Top of Source records
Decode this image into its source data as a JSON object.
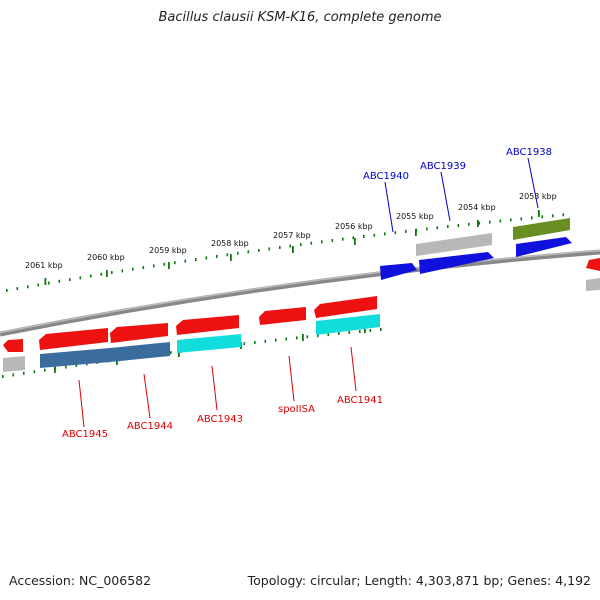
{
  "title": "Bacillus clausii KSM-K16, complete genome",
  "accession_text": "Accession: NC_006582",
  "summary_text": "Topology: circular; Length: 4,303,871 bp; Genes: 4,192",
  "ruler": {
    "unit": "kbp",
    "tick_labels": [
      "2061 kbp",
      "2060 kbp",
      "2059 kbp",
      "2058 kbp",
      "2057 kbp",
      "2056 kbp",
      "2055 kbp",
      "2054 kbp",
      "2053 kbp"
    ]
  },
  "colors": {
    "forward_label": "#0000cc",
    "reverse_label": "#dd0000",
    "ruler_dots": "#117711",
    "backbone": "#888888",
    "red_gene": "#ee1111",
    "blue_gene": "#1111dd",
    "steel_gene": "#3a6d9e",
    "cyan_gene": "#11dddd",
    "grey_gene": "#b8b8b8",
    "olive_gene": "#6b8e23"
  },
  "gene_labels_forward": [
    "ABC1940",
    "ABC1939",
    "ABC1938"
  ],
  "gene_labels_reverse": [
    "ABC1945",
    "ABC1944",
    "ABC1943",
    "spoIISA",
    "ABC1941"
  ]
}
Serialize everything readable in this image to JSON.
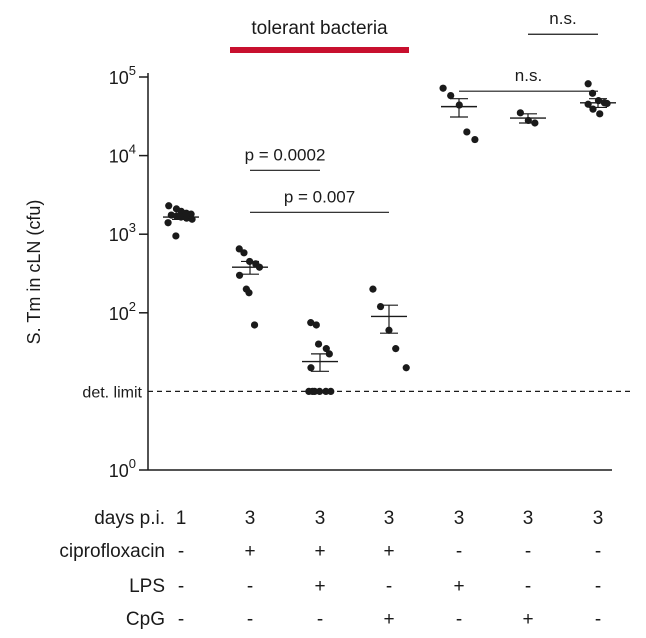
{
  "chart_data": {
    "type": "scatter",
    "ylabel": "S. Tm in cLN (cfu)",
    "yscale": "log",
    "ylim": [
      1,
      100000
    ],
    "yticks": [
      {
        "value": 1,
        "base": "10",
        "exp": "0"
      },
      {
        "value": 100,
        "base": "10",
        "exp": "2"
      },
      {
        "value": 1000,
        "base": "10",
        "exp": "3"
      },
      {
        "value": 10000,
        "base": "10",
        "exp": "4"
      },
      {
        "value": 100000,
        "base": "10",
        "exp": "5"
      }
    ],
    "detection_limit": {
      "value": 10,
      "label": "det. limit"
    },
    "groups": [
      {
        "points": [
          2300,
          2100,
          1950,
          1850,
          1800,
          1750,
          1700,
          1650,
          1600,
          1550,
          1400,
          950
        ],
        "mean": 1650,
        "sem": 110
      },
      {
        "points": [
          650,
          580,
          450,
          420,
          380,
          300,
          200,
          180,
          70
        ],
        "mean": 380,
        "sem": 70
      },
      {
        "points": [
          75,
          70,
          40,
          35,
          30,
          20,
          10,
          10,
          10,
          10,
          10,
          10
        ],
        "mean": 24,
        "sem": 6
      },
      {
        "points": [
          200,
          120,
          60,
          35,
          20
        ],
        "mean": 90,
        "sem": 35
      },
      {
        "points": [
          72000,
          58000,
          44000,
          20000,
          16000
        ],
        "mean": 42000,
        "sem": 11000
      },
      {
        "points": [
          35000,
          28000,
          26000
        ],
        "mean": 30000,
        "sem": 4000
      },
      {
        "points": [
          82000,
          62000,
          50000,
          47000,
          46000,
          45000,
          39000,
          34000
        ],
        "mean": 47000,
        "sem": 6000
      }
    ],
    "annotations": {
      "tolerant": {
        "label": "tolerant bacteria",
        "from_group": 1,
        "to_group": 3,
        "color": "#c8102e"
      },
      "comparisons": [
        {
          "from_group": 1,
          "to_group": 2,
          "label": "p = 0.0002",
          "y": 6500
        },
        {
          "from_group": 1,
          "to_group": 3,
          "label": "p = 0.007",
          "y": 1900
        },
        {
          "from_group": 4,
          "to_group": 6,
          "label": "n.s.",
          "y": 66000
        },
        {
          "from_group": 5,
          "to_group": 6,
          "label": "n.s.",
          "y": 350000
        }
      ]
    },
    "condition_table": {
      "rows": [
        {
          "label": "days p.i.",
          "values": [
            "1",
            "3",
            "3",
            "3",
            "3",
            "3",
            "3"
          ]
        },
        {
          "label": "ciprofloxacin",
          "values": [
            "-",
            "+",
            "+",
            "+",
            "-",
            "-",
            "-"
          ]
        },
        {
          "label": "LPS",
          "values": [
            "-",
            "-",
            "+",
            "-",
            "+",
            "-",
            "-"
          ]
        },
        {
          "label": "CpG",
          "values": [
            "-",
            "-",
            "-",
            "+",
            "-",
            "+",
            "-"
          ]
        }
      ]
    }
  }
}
Bottom of Source records
Write out all of the data above exactly, without any of its pictures.

Decode this image into its source data as a JSON object.
{
  "title": "Bacillus clausii KSM-K16, complete genome",
  "accession_text": "Accession: NC_006582",
  "summary_text": "Topology: circular; Length: 4,303,871 bp; Genes: 4,192",
  "ruler": {
    "unit": "kbp",
    "tick_labels": [
      "2061 kbp",
      "2060 kbp",
      "2059 kbp",
      "2058 kbp",
      "2057 kbp",
      "2056 kbp",
      "2055 kbp",
      "2054 kbp",
      "2053 kbp"
    ]
  },
  "colors": {
    "forward_label": "#0000cc",
    "reverse_label": "#dd0000",
    "ruler_dots": "#117711",
    "backbone": "#888888",
    "red_gene": "#ee1111",
    "blue_gene": "#1111dd",
    "steel_gene": "#3a6d9e",
    "cyan_gene": "#11dddd",
    "grey_gene": "#b8b8b8",
    "olive_gene": "#6b8e23"
  },
  "gene_labels_forward": [
    "ABC1940",
    "ABC1939",
    "ABC1938"
  ],
  "gene_labels_reverse": [
    "ABC1945",
    "ABC1944",
    "ABC1943",
    "spoIISA",
    "ABC1941"
  ]
}
Serialize everything readable in this image to JSON.
{
  "chart_data": {
    "type": "scatter",
    "ylabel": "S. Tm in cLN (cfu)",
    "yscale": "log",
    "ylim": [
      1,
      100000
    ],
    "yticks": [
      {
        "value": 1,
        "base": "10",
        "exp": "0"
      },
      {
        "value": 100,
        "base": "10",
        "exp": "2"
      },
      {
        "value": 1000,
        "base": "10",
        "exp": "3"
      },
      {
        "value": 10000,
        "base": "10",
        "exp": "4"
      },
      {
        "value": 100000,
        "base": "10",
        "exp": "5"
      }
    ],
    "detection_limit": {
      "value": 10,
      "label": "det. limit"
    },
    "groups": [
      {
        "points": [
          2300,
          2100,
          1950,
          1850,
          1800,
          1750,
          1700,
          1650,
          1600,
          1550,
          1400,
          950
        ],
        "mean": 1650,
        "sem": 110
      },
      {
        "points": [
          650,
          580,
          450,
          420,
          380,
          300,
          200,
          180,
          70
        ],
        "mean": 380,
        "sem": 70
      },
      {
        "points": [
          75,
          70,
          40,
          35,
          30,
          20,
          10,
          10,
          10,
          10,
          10,
          10
        ],
        "mean": 24,
        "sem": 6
      },
      {
        "points": [
          200,
          120,
          60,
          35,
          20
        ],
        "mean": 90,
        "sem": 35
      },
      {
        "points": [
          72000,
          58000,
          44000,
          20000,
          16000
        ],
        "mean": 42000,
        "sem": 11000
      },
      {
        "points": [
          35000,
          28000,
          26000
        ],
        "mean": 30000,
        "sem": 4000
      },
      {
        "points": [
          82000,
          62000,
          50000,
          47000,
          46000,
          45000,
          39000,
          34000
        ],
        "mean": 47000,
        "sem": 6000
      }
    ],
    "annotations": {
      "tolerant": {
        "label": "tolerant bacteria",
        "from_group": 1,
        "to_group": 3,
        "color": "#c8102e"
      },
      "comparisons": [
        {
          "from_group": 1,
          "to_group": 2,
          "label": "p = 0.0002",
          "y": 6500
        },
        {
          "from_group": 1,
          "to_group": 3,
          "label": "p = 0.007",
          "y": 1900
        },
        {
          "from_group": 4,
          "to_group": 6,
          "label": "n.s.",
          "y": 66000
        },
        {
          "from_group": 5,
          "to_group": 6,
          "label": "n.s.",
          "y": 350000
        }
      ]
    },
    "condition_table": {
      "rows": [
        {
          "label": "days p.i.",
          "values": [
            "1",
            "3",
            "3",
            "3",
            "3",
            "3",
            "3"
          ]
        },
        {
          "label": "ciprofloxacin",
          "values": [
            "-",
            "+",
            "+",
            "+",
            "-",
            "-",
            "-"
          ]
        },
        {
          "label": "LPS",
          "values": [
            "-",
            "-",
            "+",
            "-",
            "+",
            "-",
            "-"
          ]
        },
        {
          "label": "CpG",
          "values": [
            "-",
            "-",
            "-",
            "+",
            "-",
            "+",
            "-"
          ]
        }
      ]
    }
  }
}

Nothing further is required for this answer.